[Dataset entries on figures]
- - - - -
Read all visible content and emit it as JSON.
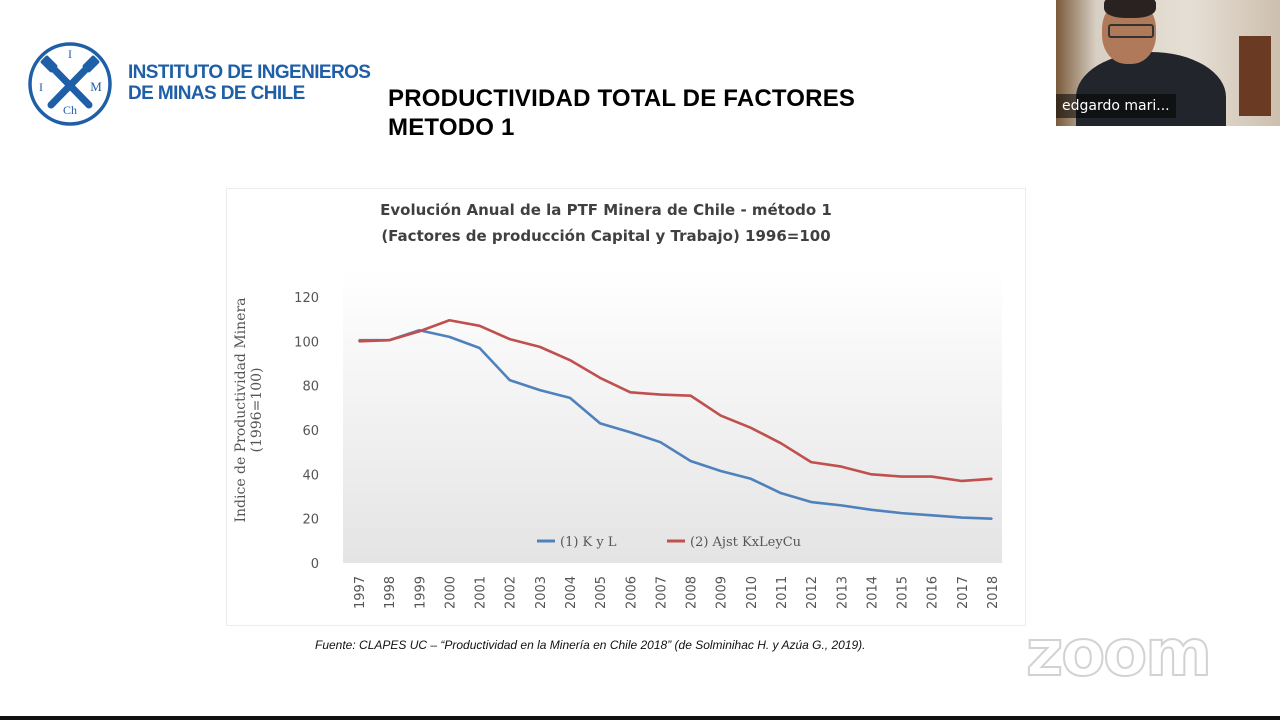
{
  "logo": {
    "emblem_letters": [
      "I",
      "I",
      "M",
      "Ch"
    ],
    "line1": "INSTITUTO DE INGENIEROS",
    "line2": "DE MINAS DE CHILE",
    "color": "#1f5fa8"
  },
  "slide": {
    "title_line1": "PRODUCTIVIDAD TOTAL DE FACTORES",
    "title_line2": "METODO 1",
    "source": "Fuente: CLAPES UC – “Productividad en la Minería en Chile 2018” (de Solminihac H. y Azúa G., 2019)."
  },
  "webcam": {
    "participant_name": "edgardo mari..."
  },
  "watermark": "zoom",
  "chart_data": {
    "type": "line",
    "title": "Evolución Anual de la PTF Minera de Chile - método 1",
    "subtitle": "(Factores de producción Capital y Trabajo) 1996=100",
    "ylabel": "Indice de Productividad Minera (1996=100)",
    "xlabel": "",
    "ylim": [
      0,
      120
    ],
    "yticks": [
      0,
      20,
      40,
      60,
      80,
      100,
      120
    ],
    "grid": false,
    "legend_position": "bottom",
    "categories": [
      "1997",
      "1998",
      "1999",
      "2000",
      "2001",
      "2002",
      "2003",
      "2004",
      "2005",
      "2006",
      "2007",
      "2008",
      "2009",
      "2010",
      "2011",
      "2012",
      "2013",
      "2014",
      "2015",
      "2016",
      "2017",
      "2018"
    ],
    "series": [
      {
        "name": "(1) K y L",
        "color": "#4f81bd",
        "values": [
          100.5,
          100.5,
          105,
          102,
          97,
          82.5,
          78,
          74.5,
          63,
          59,
          54.5,
          46,
          41.5,
          38,
          31.5,
          27.5,
          26,
          24,
          22.5,
          21.5,
          20.5,
          20
        ]
      },
      {
        "name": "(2) Ajst KxLeyCu",
        "color": "#c0504d",
        "values": [
          100,
          100.5,
          104.5,
          109.5,
          107,
          101,
          97.5,
          91.5,
          83.5,
          77,
          76,
          75.5,
          66.5,
          61,
          54,
          45.5,
          43.5,
          40,
          39,
          39,
          37,
          38
        ]
      }
    ]
  }
}
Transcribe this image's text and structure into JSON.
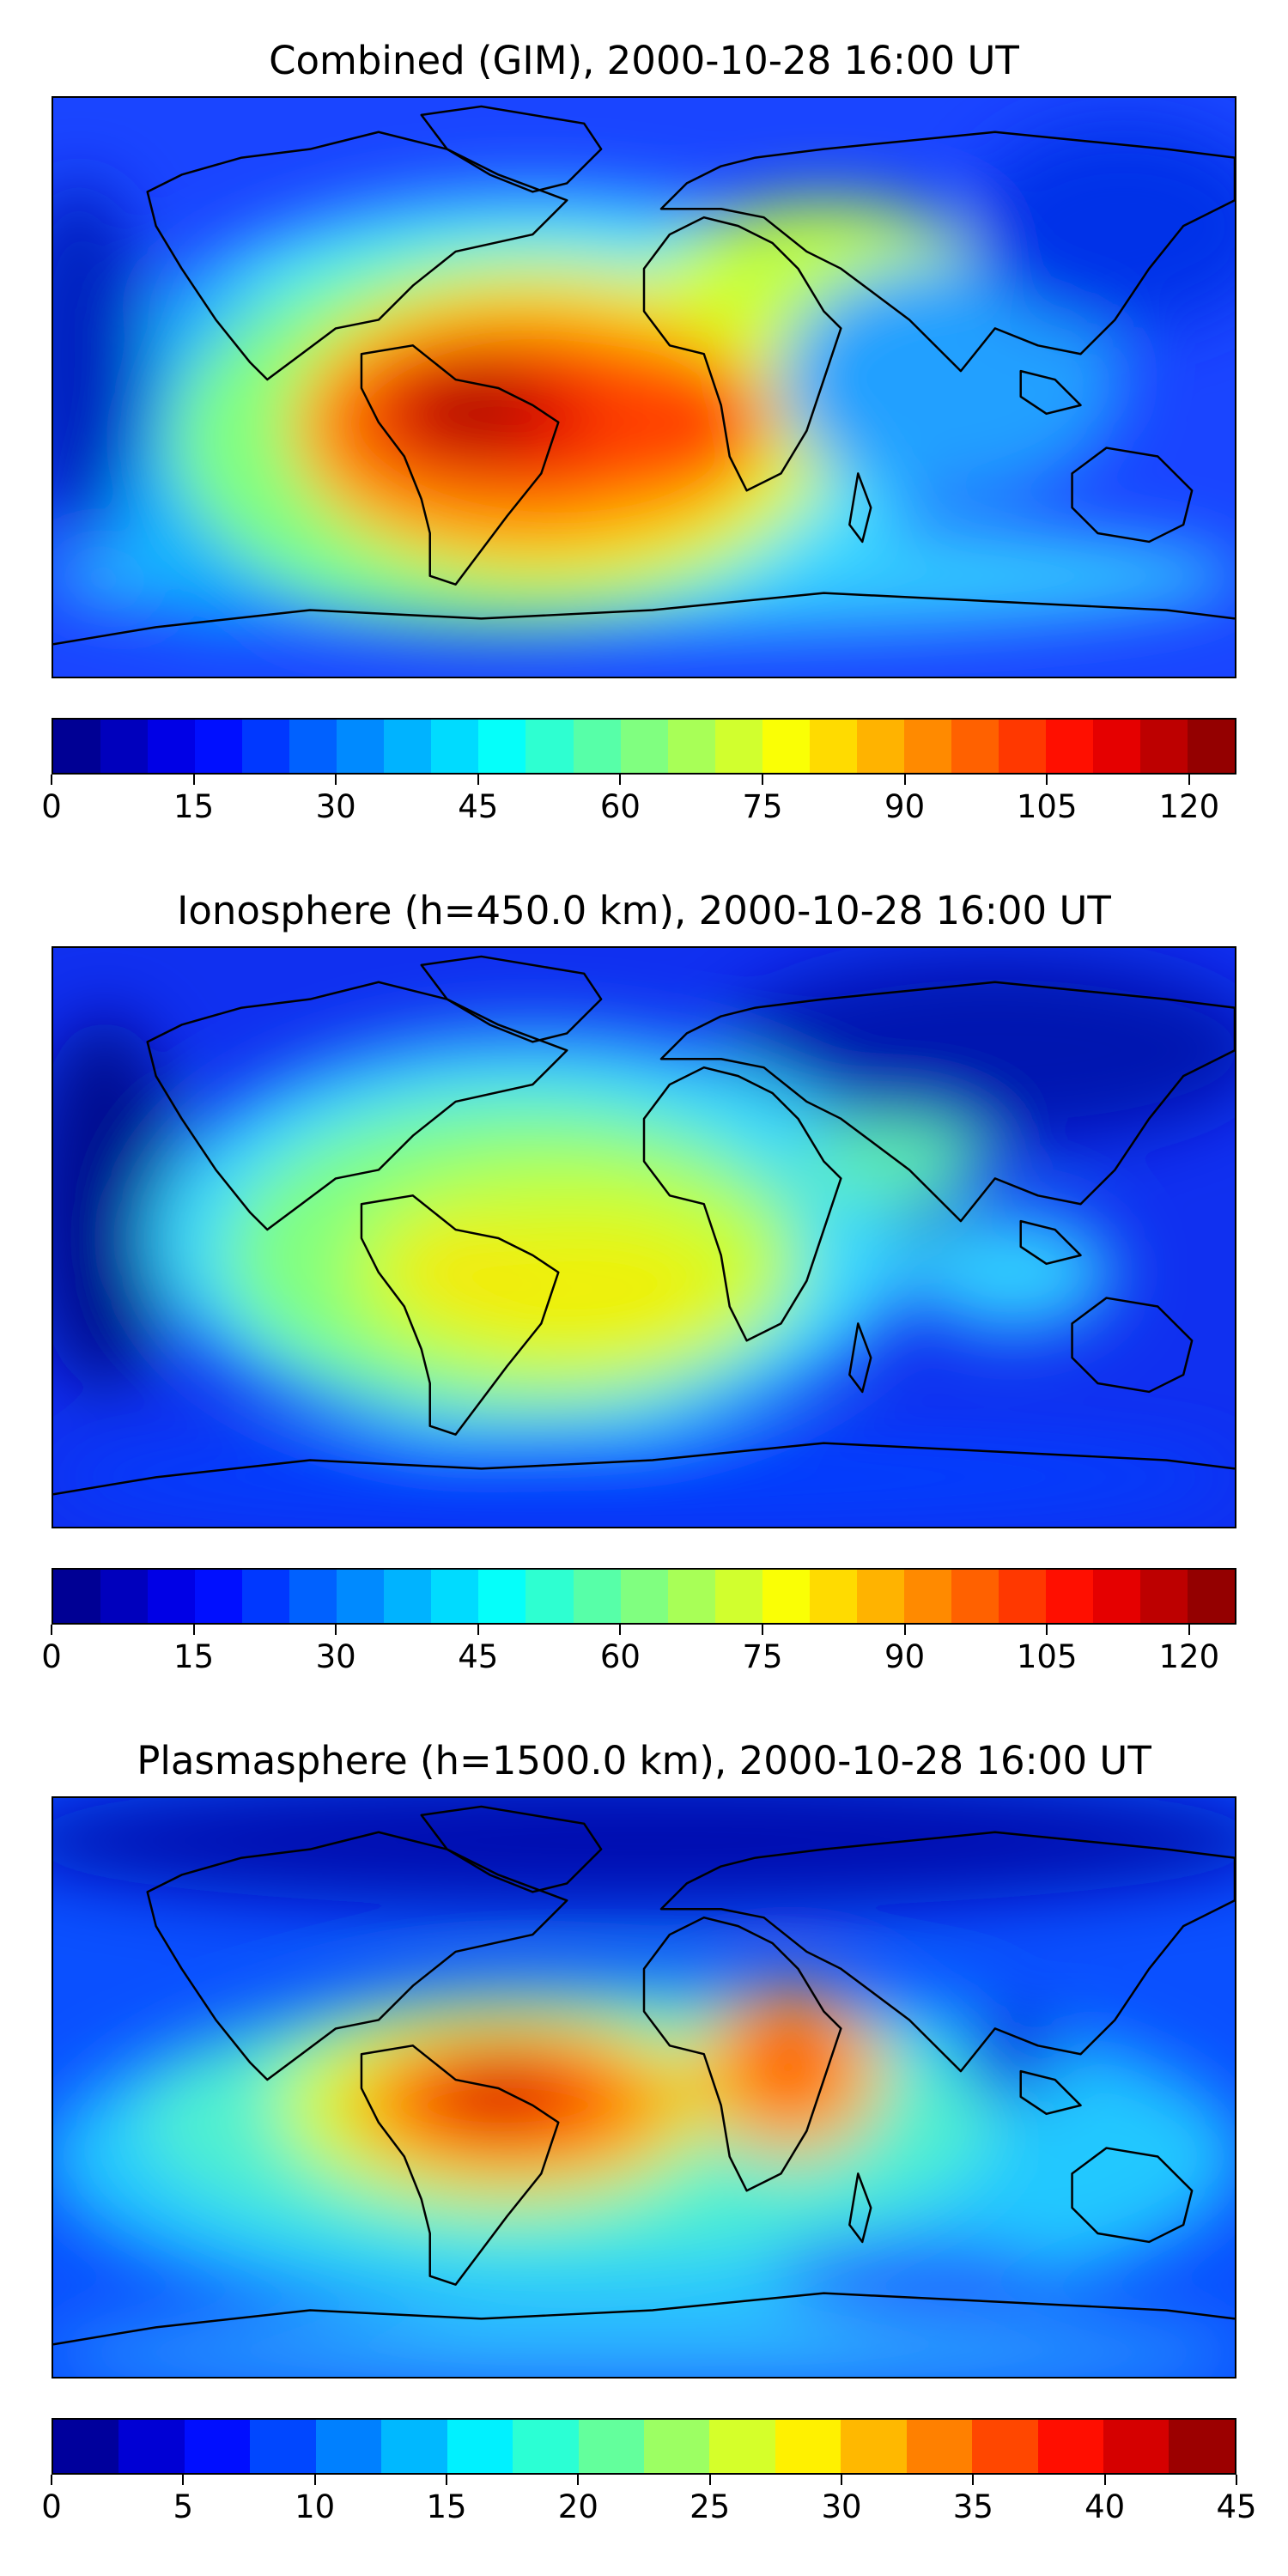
{
  "panels": [
    {
      "title": "Combined (GIM), 2000-10-28 16:00 UT",
      "colorbar": {
        "min": 0,
        "max": 125,
        "levels": 25,
        "tick_labels": [
          "0",
          "15",
          "30",
          "45",
          "60",
          "75",
          "90",
          "105",
          "120"
        ]
      }
    },
    {
      "title": "Ionosphere  (h=450.0 km), 2000-10-28 16:00 UT",
      "colorbar": {
        "min": 0,
        "max": 125,
        "levels": 25,
        "tick_labels": [
          "0",
          "15",
          "30",
          "45",
          "60",
          "75",
          "90",
          "105",
          "120"
        ]
      }
    },
    {
      "title": "Plasmasphere (h=1500.0 km), 2000-10-28 16:00 UT",
      "colorbar": {
        "min": 0,
        "max": 45,
        "levels": 18,
        "tick_labels": [
          "0",
          "5",
          "10",
          "15",
          "20",
          "25",
          "30",
          "35",
          "40",
          "45"
        ]
      }
    }
  ],
  "colormap": "jet",
  "map": {
    "projection": "plate-carree",
    "extent": "global",
    "coastlines": true
  }
}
- - - - -
Instruction: Search the records for the string "JSON" and return every line in which it occurs.

Solution to the problem:
Read all visible content and emit it as JSON.
Transcribe this image's text and structure into JSON.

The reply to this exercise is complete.